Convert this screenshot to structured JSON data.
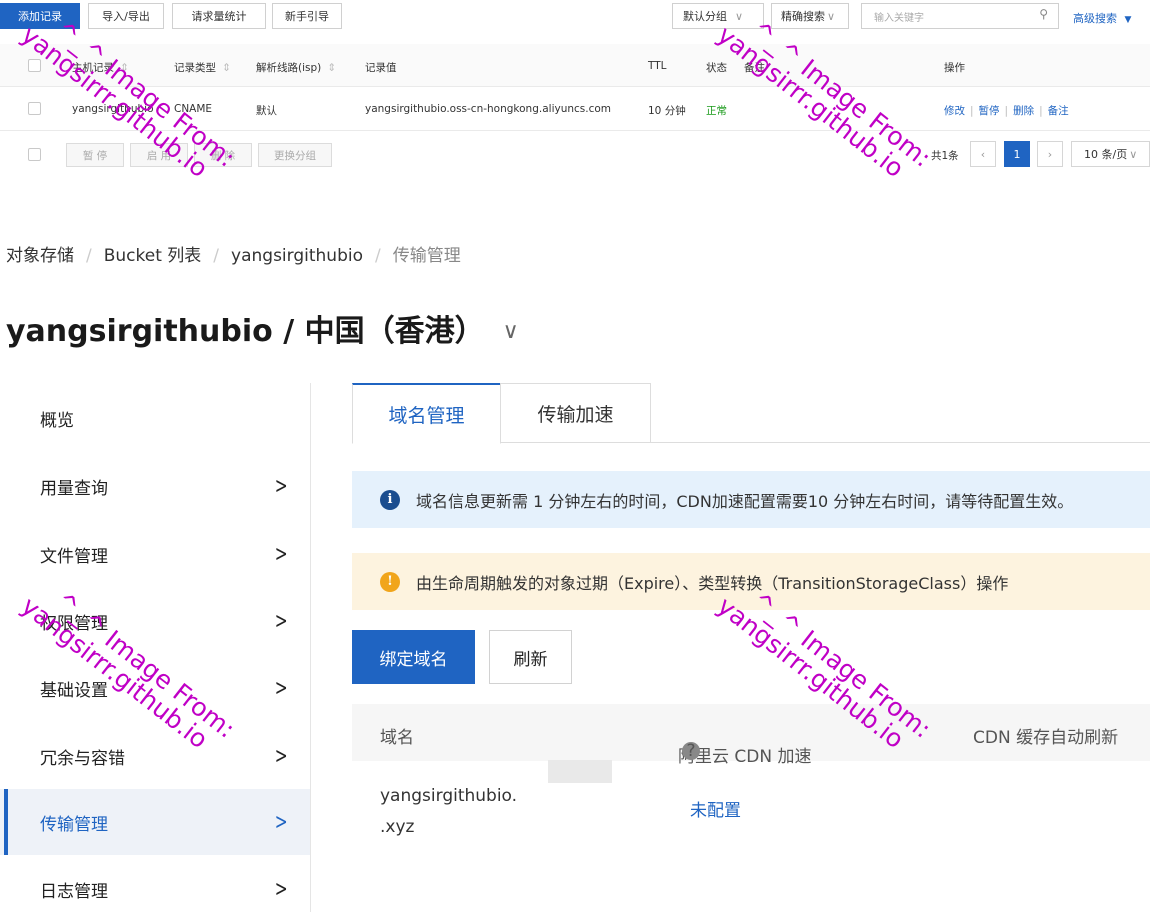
{
  "dns": {
    "toolbar": {
      "add_record": "添加记录",
      "import_export": "导入/导出",
      "request_stats": "请求量统计",
      "guide": "新手引导",
      "group_select": "默认分组",
      "search_mode": "精确搜索",
      "search_placeholder": "输入关键字",
      "advanced_search": "高级搜索"
    },
    "columns": {
      "host": "主机记录",
      "type": "记录类型",
      "line": "解析线路(isp)",
      "value": "记录值",
      "ttl": "TTL",
      "status": "状态",
      "remark": "备注",
      "actions": "操作"
    },
    "row": {
      "host": "yangsirgithubio",
      "type": "CNAME",
      "line": "默认",
      "value": "yangsirgithubio.oss-cn-hongkong.aliyuncs.com",
      "ttl": "10 分钟",
      "status": "正常",
      "actions": [
        "修改",
        "暂停",
        "删除",
        "备注"
      ]
    },
    "bulk": [
      "暂 停",
      "启 用",
      "删 除",
      "更换分组"
    ],
    "pager": {
      "total": "共1条",
      "page": "1",
      "page_size": "10 条/页"
    }
  },
  "oss": {
    "breadcrumb": [
      "对象存储",
      "Bucket 列表",
      "yangsirgithubio",
      "传输管理"
    ],
    "title": "yangsirgithubio / 中国（香港）",
    "sidebar": [
      {
        "label": "概览",
        "arrow": false,
        "active": false
      },
      {
        "label": "用量查询",
        "arrow": true,
        "active": false
      },
      {
        "label": "文件管理",
        "arrow": true,
        "active": false
      },
      {
        "label": "权限管理",
        "arrow": true,
        "active": false
      },
      {
        "label": "基础设置",
        "arrow": true,
        "active": false
      },
      {
        "label": "冗余与容错",
        "arrow": true,
        "active": false
      },
      {
        "label": "传输管理",
        "arrow": true,
        "active": true
      },
      {
        "label": "日志管理",
        "arrow": true,
        "active": false
      }
    ],
    "tabs": [
      "域名管理",
      "传输加速"
    ],
    "info_banner": "域名信息更新需 1 分钟左右的时间，CDN加速配置需要10 分钟左右时间，请等待配置生效。",
    "warn_banner": "由生命周期触发的对象过期（Expire）、类型转换（TransitionStorageClass）操作",
    "buttons": {
      "bind": "绑定域名",
      "refresh": "刷新"
    },
    "table": {
      "headers": [
        "域名",
        "阿里云 CDN 加速",
        "CDN 缓存自动刷新"
      ],
      "rows": [
        {
          "domain_line1": "yangsirgithubio.",
          "domain_line2": ".xyz",
          "cdn": "未配置"
        }
      ]
    }
  },
  "watermark": {
    "line1": "^_^ Image From:",
    "line2": "yangsirrr.github.io"
  },
  "colors": {
    "accent": "#1f64c2",
    "watermark": "#c000c6",
    "info_bg": "#e5f1fc",
    "warn_bg": "#fdf3df"
  }
}
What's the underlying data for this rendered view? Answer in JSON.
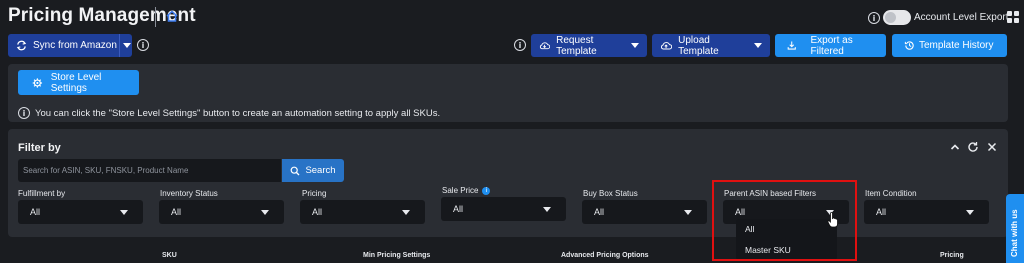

----------

All preceding records should be duplicated verbatim, images excepted.

Convert this screenshot to structured JSON data.
{
  "dns": {
    "toolbar": {
      "add_record": "添加记录",
      "import_export": "导入/导出",
      "request_stats": "请求量统计",
      "guide": "新手引导",
      "group_select": "默认分组",
      "search_mode": "精确搜索",
      "search_placeholder": "输入关键字",
      "advanced_search": "高级搜索"
    },
    "columns": {
      "host": "主机记录",
      "type": "记录类型",
      "line": "解析线路(isp)",
      "value": "记录值",
      "ttl": "TTL",
      "status": "状态",
      "remark": "备注",
      "actions": "操作"
    },
    "row": {
      "host": "yangsirgithubio",
      "type": "CNAME",
      "line": "默认",
      "value": "yangsirgithubio.oss-cn-hongkong.aliyuncs.com",
      "ttl": "10 分钟",
      "status": "正常",
      "actions": [
        "修改",
        "暂停",
        "删除",
        "备注"
      ]
    },
    "bulk": [
      "暂 停",
      "启 用",
      "删 除",
      "更换分组"
    ],
    "pager": {
      "total": "共1条",
      "page": "1",
      "page_size": "10 条/页"
    }
  },
  "oss": {
    "breadcrumb": [
      "对象存储",
      "Bucket 列表",
      "yangsirgithubio",
      "传输管理"
    ],
    "title": "yangsirgithubio / 中国（香港）",
    "sidebar": [
      {
        "label": "概览",
        "arrow": false,
        "active": false
      },
      {
        "label": "用量查询",
        "arrow": true,
        "active": false
      },
      {
        "label": "文件管理",
        "arrow": true,
        "active": false
      },
      {
        "label": "权限管理",
        "arrow": true,
        "active": false
      },
      {
        "label": "基础设置",
        "arrow": true,
        "active": false
      },
      {
        "label": "冗余与容错",
        "arrow": true,
        "active": false
      },
      {
        "label": "传输管理",
        "arrow": true,
        "active": true
      },
      {
        "label": "日志管理",
        "arrow": true,
        "active": false
      }
    ],
    "tabs": [
      "域名管理",
      "传输加速"
    ],
    "info_banner": "域名信息更新需 1 分钟左右的时间，CDN加速配置需要10 分钟左右时间，请等待配置生效。",
    "warn_banner": "由生命周期触发的对象过期（Expire）、类型转换（TransitionStorageClass）操作",
    "buttons": {
      "bind": "绑定域名",
      "refresh": "刷新"
    },
    "table": {
      "headers": [
        "域名",
        "阿里云 CDN 加速",
        "CDN 缓存自动刷新"
      ],
      "rows": [
        {
          "domain_line1": "yangsirgithubio.",
          "domain_line2": ".xyz",
          "cdn": "未配置"
        }
      ]
    }
  },
  "watermark": {
    "line1": "^_^ Image From:",
    "line2": "yangsirrr.github.io"
  },
  "colors": {
    "accent": "#1f64c2",
    "watermark": "#c000c6",
    "info_bg": "#e5f1fc",
    "warn_bg": "#fdf3df"
  }
}
What's the underlying data for this rendered view? Answer in JSON.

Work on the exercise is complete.